-- START OF Records supplied --

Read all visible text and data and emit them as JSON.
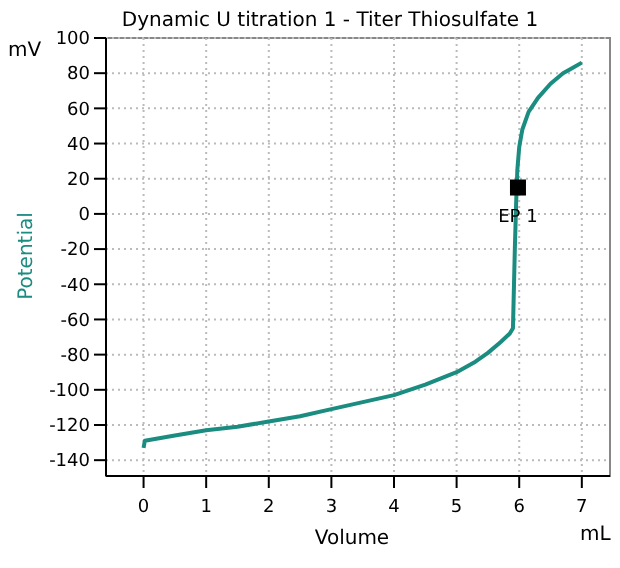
{
  "chart_data": {
    "type": "line",
    "title": "Dynamic U titration 1 - Titer Thiosulfate  1",
    "xlabel": "Volume",
    "ylabel": "Potential",
    "annotations": [
      "mV",
      "mL",
      {
        "text": "EP 1",
        "x": 5.98,
        "y": 15
      }
    ],
    "xlim": [
      -0.6,
      7.45
    ],
    "ylim": [
      -149,
      100
    ],
    "xticks": [
      0,
      1,
      2,
      3,
      4,
      5,
      6,
      7
    ],
    "yticks": [
      -140,
      -120,
      -100,
      -80,
      -60,
      -40,
      -20,
      0,
      20,
      40,
      60,
      80,
      100
    ],
    "grid": true,
    "series": [
      {
        "color": "#1a8c80",
        "x": [
          0,
          0.02,
          0.5,
          1,
          1.5,
          2,
          2.5,
          3,
          3.5,
          4,
          4.5,
          5,
          5.3,
          5.5,
          5.7,
          5.85,
          5.9,
          5.91,
          5.93,
          5.95,
          5.97,
          6.0,
          6.05,
          6.15,
          6.3,
          6.5,
          6.7,
          6.85,
          7
        ],
        "values": [
          -133,
          -129,
          -126,
          -123,
          -121,
          -118,
          -115,
          -111,
          -107,
          -103,
          -97,
          -90,
          -84,
          -79,
          -73,
          -68,
          -65,
          -50,
          -20,
          5,
          25,
          38,
          48,
          58,
          66,
          74,
          80,
          83,
          86
        ]
      },
      {
        "type": "scatter",
        "marker": "square",
        "color": "#000000",
        "x": [
          5.98
        ],
        "values": [
          15
        ]
      }
    ]
  }
}
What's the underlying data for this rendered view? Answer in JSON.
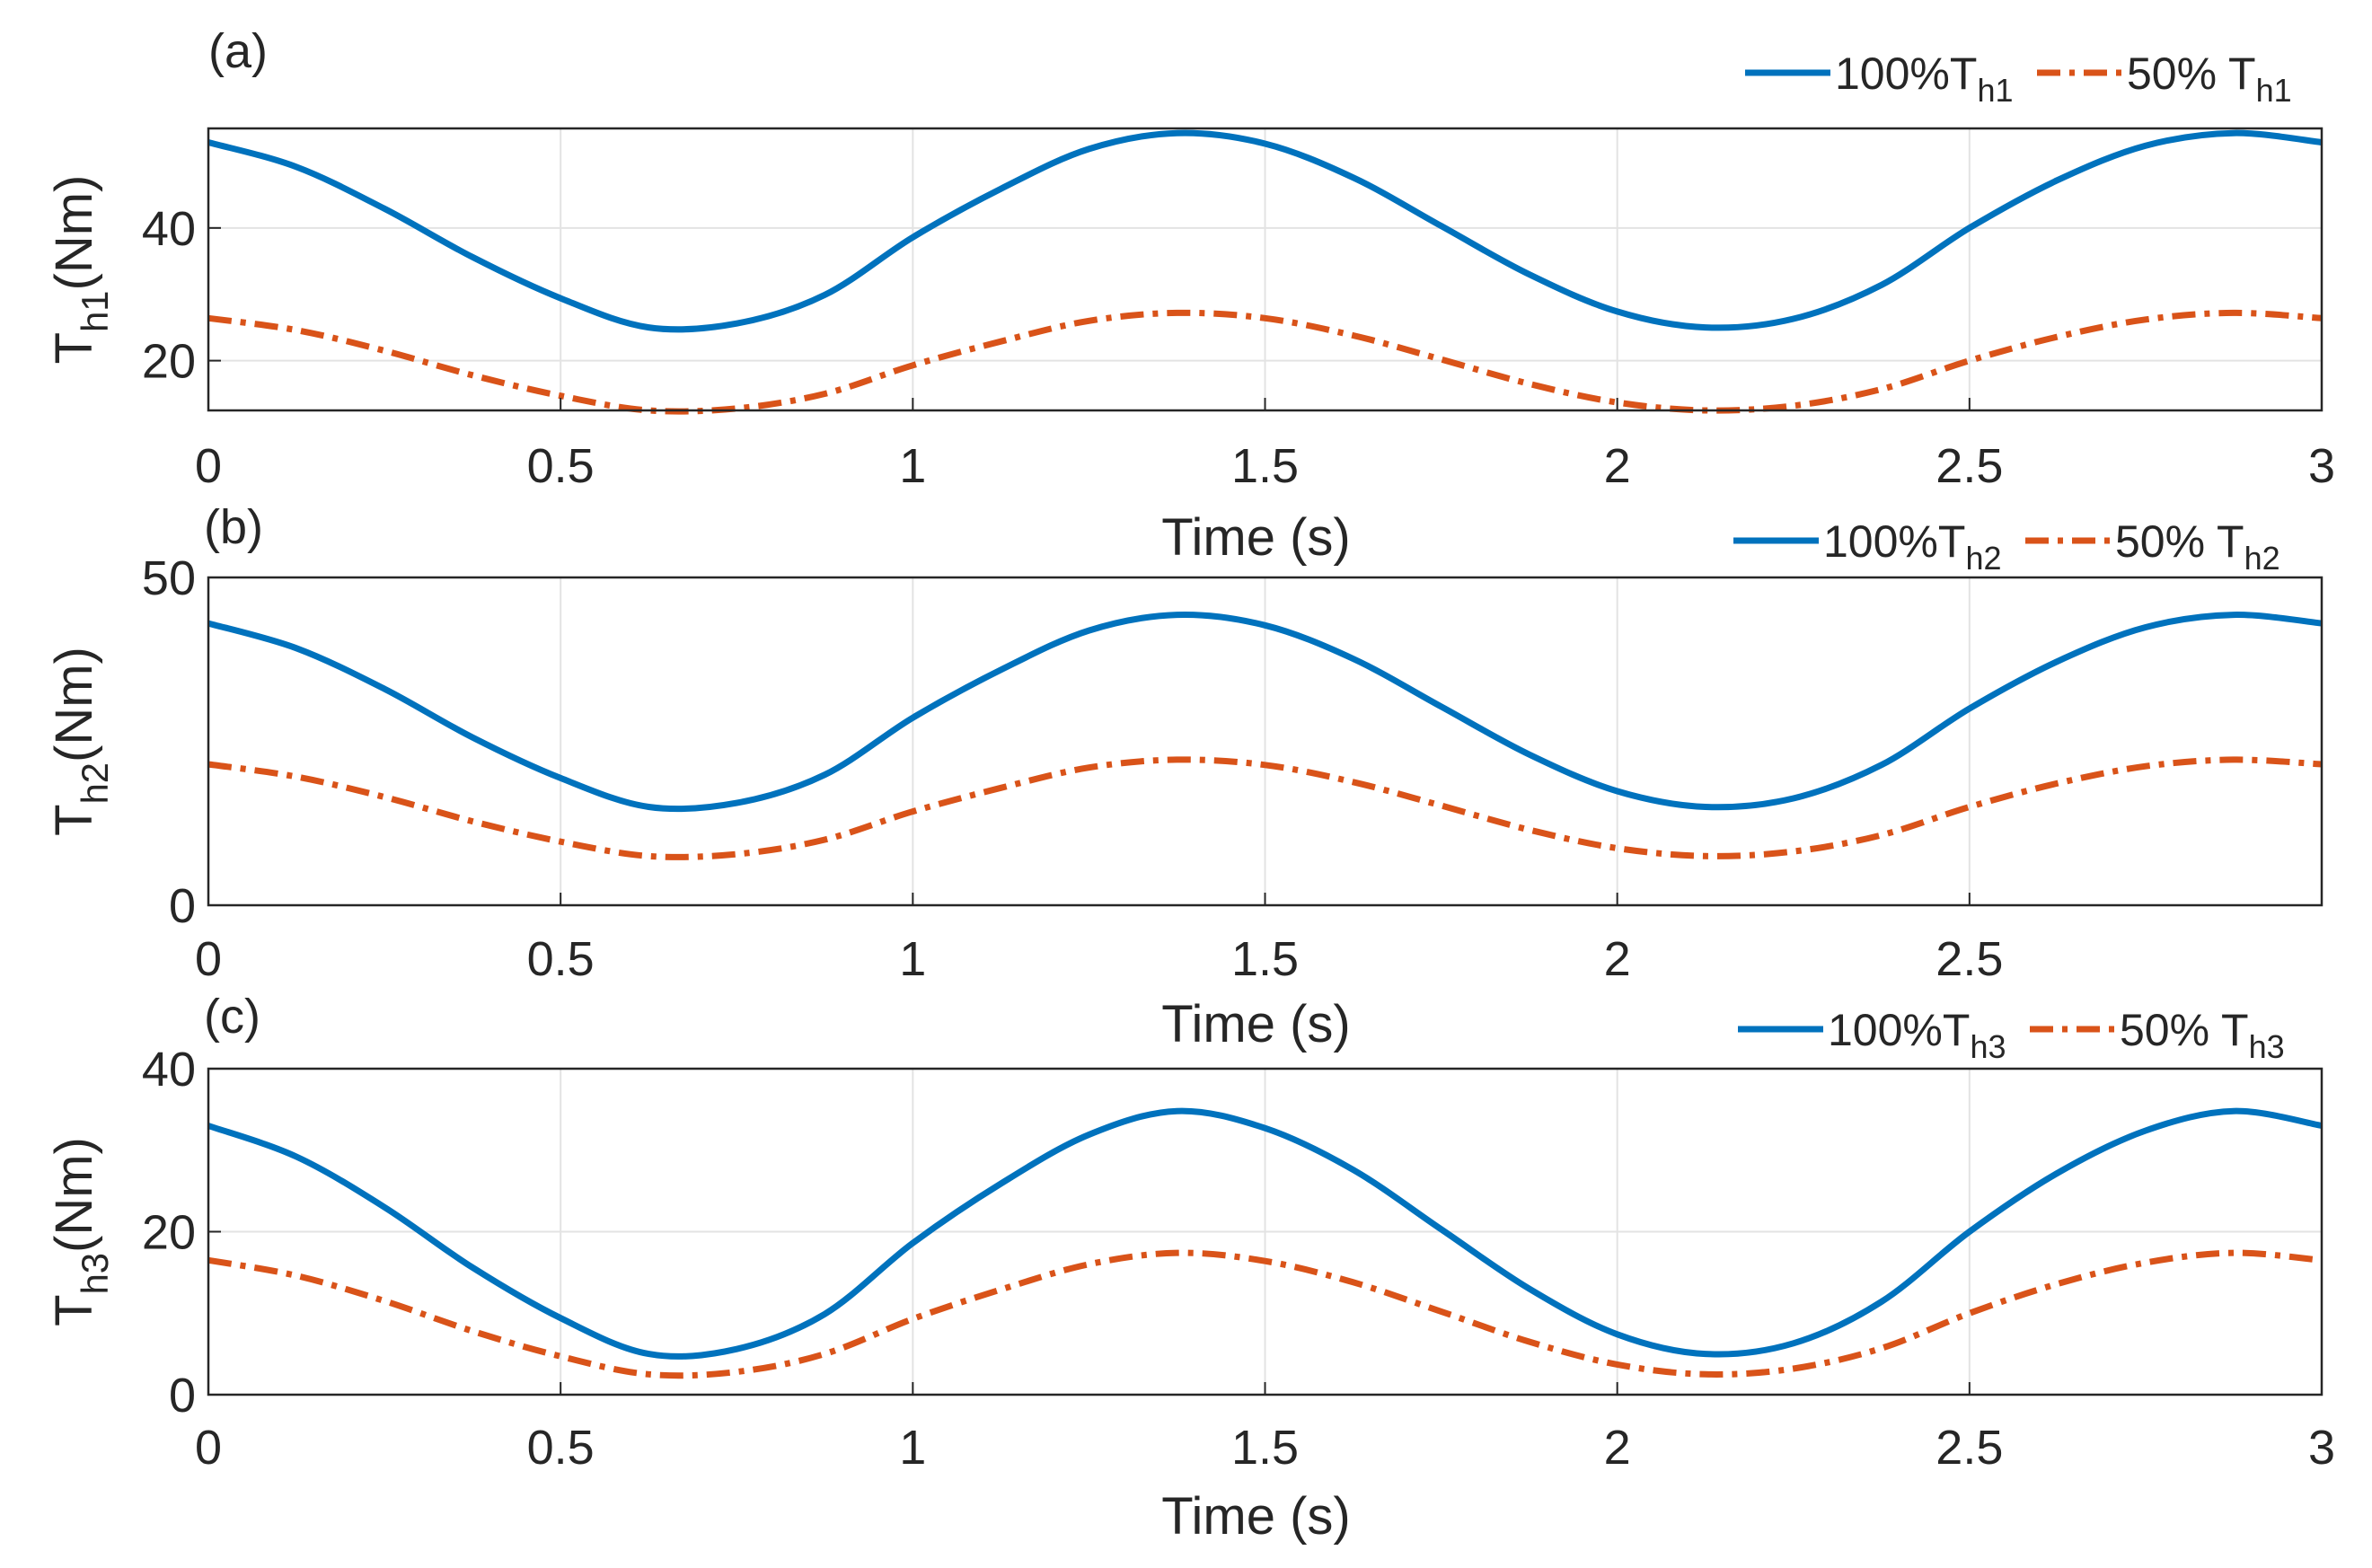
{
  "chart_data": [
    {
      "type": "line",
      "panel_label": "(a)",
      "xlabel": "Time (s)",
      "ylabel": {
        "main": "T",
        "sub": "h1",
        "unit": "(Nm)"
      },
      "xlim": [
        0,
        3
      ],
      "ylim": [
        12.5,
        55
      ],
      "xticks": [
        0,
        0.5,
        1,
        1.5,
        2,
        2.5,
        3
      ],
      "xtick_labels": [
        "0",
        "0.5",
        "1",
        "1.5",
        "2",
        "2.5",
        "3"
      ],
      "yticks": [
        20,
        40
      ],
      "ytick_labels": [
        "20",
        "40"
      ],
      "grid": true,
      "legend_position": "top-right",
      "x": [
        0,
        0.125,
        0.25,
        0.375,
        0.5,
        0.625,
        0.75,
        0.875,
        1,
        1.125,
        1.25,
        1.375,
        1.5,
        1.625,
        1.75,
        1.875,
        2,
        2.125,
        2.25,
        2.375,
        2.5,
        2.625,
        2.75,
        2.875,
        3
      ],
      "series": [
        {
          "name": "100%T",
          "name_sub": "h1",
          "color": "#0072BD",
          "dash": "solid",
          "values": [
            52.9,
            49.2,
            42.9,
            35.6,
            29.4,
            25.0,
            25.6,
            29.9,
            38.6,
            45.9,
            51.9,
            54.3,
            52.7,
            47.6,
            40.3,
            33.0,
            27.4,
            25.0,
            26.3,
            31.4,
            40.0,
            47.2,
            52.4,
            54.3,
            52.9
          ]
        },
        {
          "name": "50% T",
          "name_sub": "h1",
          "color": "#D95319",
          "dash": "dashdot",
          "values": [
            26.4,
            24.6,
            21.5,
            17.8,
            14.7,
            12.5,
            12.8,
            15.0,
            19.3,
            22.9,
            26.0,
            27.2,
            26.4,
            23.8,
            20.2,
            16.5,
            13.7,
            12.5,
            13.2,
            15.7,
            20.0,
            23.6,
            26.2,
            27.2,
            26.4
          ]
        }
      ]
    },
    {
      "type": "line",
      "panel_label": "(b)",
      "xlabel": "Time (s)",
      "ylabel": {
        "main": "T",
        "sub": "h2",
        "unit": "(Nm)"
      },
      "xlim": [
        0,
        3
      ],
      "ylim": [
        0,
        50
      ],
      "xticks": [
        0,
        0.5,
        1,
        1.5,
        2,
        2.5
      ],
      "xtick_labels": [
        "0",
        "0.5",
        "1",
        "1.5",
        "2",
        "2.5"
      ],
      "yticks": [
        0,
        50
      ],
      "ytick_labels": [
        "0",
        "50"
      ],
      "grid": true,
      "legend_position": "top-right",
      "x": [
        0,
        0.125,
        0.25,
        0.375,
        0.5,
        0.625,
        0.75,
        0.875,
        1,
        1.125,
        1.25,
        1.375,
        1.5,
        1.625,
        1.75,
        1.875,
        2,
        2.125,
        2.25,
        2.375,
        2.5,
        2.625,
        2.75,
        2.875,
        3
      ],
      "series": [
        {
          "name": "100%T",
          "name_sub": "h2",
          "color": "#0072BD",
          "dash": "solid",
          "values": [
            43.0,
            39.2,
            33.0,
            25.6,
            19.4,
            15.0,
            15.6,
            19.9,
            28.6,
            35.9,
            41.9,
            44.3,
            42.7,
            37.6,
            30.3,
            23.0,
            17.4,
            15.0,
            16.3,
            21.4,
            30.0,
            37.2,
            42.4,
            44.3,
            43.0
          ]
        },
        {
          "name": "50% T",
          "name_sub": "h2",
          "color": "#D95319",
          "dash": "dashdot",
          "values": [
            21.5,
            19.6,
            16.5,
            12.8,
            9.7,
            7.5,
            7.8,
            10.0,
            14.3,
            17.9,
            21.0,
            22.2,
            21.4,
            18.8,
            15.2,
            11.5,
            8.7,
            7.5,
            8.2,
            10.7,
            15.0,
            18.6,
            21.2,
            22.2,
            21.5
          ]
        }
      ]
    },
    {
      "type": "line",
      "panel_label": "(c)",
      "xlabel": "Time (s)",
      "ylabel": {
        "main": "T",
        "sub": "h3",
        "unit": "(Nm)"
      },
      "xlim": [
        0,
        3
      ],
      "ylim": [
        0,
        40
      ],
      "xticks": [
        0,
        0.5,
        1,
        1.5,
        2,
        2.5,
        3
      ],
      "xtick_labels": [
        "0",
        "0.5",
        "1",
        "1.5",
        "2",
        "2.5",
        "3"
      ],
      "yticks": [
        0,
        20,
        40
      ],
      "ytick_labels": [
        "0",
        "20",
        "40"
      ],
      "grid": true,
      "legend_position": "top-right",
      "x": [
        0,
        0.125,
        0.25,
        0.375,
        0.5,
        0.625,
        0.75,
        0.875,
        1,
        1.125,
        1.25,
        1.375,
        1.5,
        1.625,
        1.75,
        1.875,
        2,
        2.125,
        2.25,
        2.375,
        2.5,
        2.625,
        2.75,
        2.875,
        3
      ],
      "series": [
        {
          "name": "100%T",
          "name_sub": "h3",
          "color": "#0072BD",
          "dash": "solid",
          "values": [
            33.0,
            29.2,
            23.0,
            15.6,
            9.4,
            5.0,
            5.6,
            9.9,
            18.6,
            25.9,
            31.9,
            34.8,
            32.7,
            27.6,
            20.3,
            13.0,
            7.4,
            5.0,
            6.3,
            11.4,
            20.0,
            27.2,
            32.4,
            34.8,
            33.0
          ]
        },
        {
          "name": "50% T",
          "name_sub": "h3",
          "color": "#D95319",
          "dash": "dashdot",
          "values": [
            16.5,
            14.6,
            11.5,
            7.8,
            4.7,
            2.5,
            2.8,
            5.0,
            9.3,
            12.9,
            16.0,
            17.4,
            16.4,
            13.8,
            10.2,
            6.5,
            3.7,
            2.5,
            3.2,
            5.7,
            10.0,
            13.6,
            16.2,
            17.4,
            16.5
          ]
        }
      ]
    }
  ]
}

-- END OF Records supplied --

● What you should do
Your copy should match the records word for word, with the pictures removed.

● Answer to the exercise
Read all visible text and data and emit them as JSON.
{
  "chart_data": {
    "type": "line",
    "title": "Dynamic U titration 1 - Titer Thiosulfate  1",
    "xlabel": "Volume",
    "ylabel": "Potential",
    "annotations": [
      "mV",
      "mL",
      {
        "text": "EP 1",
        "x": 5.98,
        "y": 15
      }
    ],
    "xlim": [
      -0.6,
      7.45
    ],
    "ylim": [
      -149,
      100
    ],
    "xticks": [
      0,
      1,
      2,
      3,
      4,
      5,
      6,
      7
    ],
    "yticks": [
      -140,
      -120,
      -100,
      -80,
      -60,
      -40,
      -20,
      0,
      20,
      40,
      60,
      80,
      100
    ],
    "grid": true,
    "series": [
      {
        "color": "#1a8c80",
        "x": [
          0,
          0.02,
          0.5,
          1,
          1.5,
          2,
          2.5,
          3,
          3.5,
          4,
          4.5,
          5,
          5.3,
          5.5,
          5.7,
          5.85,
          5.9,
          5.91,
          5.93,
          5.95,
          5.97,
          6.0,
          6.05,
          6.15,
          6.3,
          6.5,
          6.7,
          6.85,
          7
        ],
        "values": [
          -133,
          -129,
          -126,
          -123,
          -121,
          -118,
          -115,
          -111,
          -107,
          -103,
          -97,
          -90,
          -84,
          -79,
          -73,
          -68,
          -65,
          -50,
          -20,
          5,
          25,
          38,
          48,
          58,
          66,
          74,
          80,
          83,
          86
        ]
      },
      {
        "type": "scatter",
        "marker": "square",
        "color": "#000000",
        "x": [
          5.98
        ],
        "values": [
          15
        ]
      }
    ]
  }
}
What's the underlying data for this rendered view? Answer in JSON.
{
  "chart_data": [
    {
      "type": "line",
      "panel_label": "(a)",
      "xlabel": "Time (s)",
      "ylabel": {
        "main": "T",
        "sub": "h1",
        "unit": "(Nm)"
      },
      "xlim": [
        0,
        3
      ],
      "ylim": [
        12.5,
        55
      ],
      "xticks": [
        0,
        0.5,
        1,
        1.5,
        2,
        2.5,
        3
      ],
      "xtick_labels": [
        "0",
        "0.5",
        "1",
        "1.5",
        "2",
        "2.5",
        "3"
      ],
      "yticks": [
        20,
        40
      ],
      "ytick_labels": [
        "20",
        "40"
      ],
      "grid": true,
      "legend_position": "top-right",
      "x": [
        0,
        0.125,
        0.25,
        0.375,
        0.5,
        0.625,
        0.75,
        0.875,
        1,
        1.125,
        1.25,
        1.375,
        1.5,
        1.625,
        1.75,
        1.875,
        2,
        2.125,
        2.25,
        2.375,
        2.5,
        2.625,
        2.75,
        2.875,
        3
      ],
      "series": [
        {
          "name": "100%T",
          "name_sub": "h1",
          "color": "#0072BD",
          "dash": "solid",
          "values": [
            52.9,
            49.2,
            42.9,
            35.6,
            29.4,
            25.0,
            25.6,
            29.9,
            38.6,
            45.9,
            51.9,
            54.3,
            52.7,
            47.6,
            40.3,
            33.0,
            27.4,
            25.0,
            26.3,
            31.4,
            40.0,
            47.2,
            52.4,
            54.3,
            52.9
          ]
        },
        {
          "name": "50% T",
          "name_sub": "h1",
          "color": "#D95319",
          "dash": "dashdot",
          "values": [
            26.4,
            24.6,
            21.5,
            17.8,
            14.7,
            12.5,
            12.8,
            15.0,
            19.3,
            22.9,
            26.0,
            27.2,
            26.4,
            23.8,
            20.2,
            16.5,
            13.7,
            12.5,
            13.2,
            15.7,
            20.0,
            23.6,
            26.2,
            27.2,
            26.4
          ]
        }
      ]
    },
    {
      "type": "line",
      "panel_label": "(b)",
      "xlabel": "Time (s)",
      "ylabel": {
        "main": "T",
        "sub": "h2",
        "unit": "(Nm)"
      },
      "xlim": [
        0,
        3
      ],
      "ylim": [
        0,
        50
      ],
      "xticks": [
        0,
        0.5,
        1,
        1.5,
        2,
        2.5
      ],
      "xtick_labels": [
        "0",
        "0.5",
        "1",
        "1.5",
        "2",
        "2.5"
      ],
      "yticks": [
        0,
        50
      ],
      "ytick_labels": [
        "0",
        "50"
      ],
      "grid": true,
      "legend_position": "top-right",
      "x": [
        0,
        0.125,
        0.25,
        0.375,
        0.5,
        0.625,
        0.75,
        0.875,
        1,
        1.125,
        1.25,
        1.375,
        1.5,
        1.625,
        1.75,
        1.875,
        2,
        2.125,
        2.25,
        2.375,
        2.5,
        2.625,
        2.75,
        2.875,
        3
      ],
      "series": [
        {
          "name": "100%T",
          "name_sub": "h2",
          "color": "#0072BD",
          "dash": "solid",
          "values": [
            43.0,
            39.2,
            33.0,
            25.6,
            19.4,
            15.0,
            15.6,
            19.9,
            28.6,
            35.9,
            41.9,
            44.3,
            42.7,
            37.6,
            30.3,
            23.0,
            17.4,
            15.0,
            16.3,
            21.4,
            30.0,
            37.2,
            42.4,
            44.3,
            43.0
          ]
        },
        {
          "name": "50% T",
          "name_sub": "h2",
          "color": "#D95319",
          "dash": "dashdot",
          "values": [
            21.5,
            19.6,
            16.5,
            12.8,
            9.7,
            7.5,
            7.8,
            10.0,
            14.3,
            17.9,
            21.0,
            22.2,
            21.4,
            18.8,
            15.2,
            11.5,
            8.7,
            7.5,
            8.2,
            10.7,
            15.0,
            18.6,
            21.2,
            22.2,
            21.5
          ]
        }
      ]
    },
    {
      "type": "line",
      "panel_label": "(c)",
      "xlabel": "Time (s)",
      "ylabel": {
        "main": "T",
        "sub": "h3",
        "unit": "(Nm)"
      },
      "xlim": [
        0,
        3
      ],
      "ylim": [
        0,
        40
      ],
      "xticks": [
        0,
        0.5,
        1,
        1.5,
        2,
        2.5,
        3
      ],
      "xtick_labels": [
        "0",
        "0.5",
        "1",
        "1.5",
        "2",
        "2.5",
        "3"
      ],
      "yticks": [
        0,
        20,
        40
      ],
      "ytick_labels": [
        "0",
        "20",
        "40"
      ],
      "grid": true,
      "legend_position": "top-right",
      "x": [
        0,
        0.125,
        0.25,
        0.375,
        0.5,
        0.625,
        0.75,
        0.875,
        1,
        1.125,
        1.25,
        1.375,
        1.5,
        1.625,
        1.75,
        1.875,
        2,
        2.125,
        2.25,
        2.375,
        2.5,
        2.625,
        2.75,
        2.875,
        3
      ],
      "series": [
        {
          "name": "100%T",
          "name_sub": "h3",
          "color": "#0072BD",
          "dash": "solid",
          "values": [
            33.0,
            29.2,
            23.0,
            15.6,
            9.4,
            5.0,
            5.6,
            9.9,
            18.6,
            25.9,
            31.9,
            34.8,
            32.7,
            27.6,
            20.3,
            13.0,
            7.4,
            5.0,
            6.3,
            11.4,
            20.0,
            27.2,
            32.4,
            34.8,
            33.0
          ]
        },
        {
          "name": "50% T",
          "name_sub": "h3",
          "color": "#D95319",
          "dash": "dashdot",
          "values": [
            16.5,
            14.6,
            11.5,
            7.8,
            4.7,
            2.5,
            2.8,
            5.0,
            9.3,
            12.9,
            16.0,
            17.4,
            16.4,
            13.8,
            10.2,
            6.5,
            3.7,
            2.5,
            3.2,
            5.7,
            10.0,
            13.6,
            16.2,
            17.4,
            16.5
          ]
        }
      ]
    }
  ]
}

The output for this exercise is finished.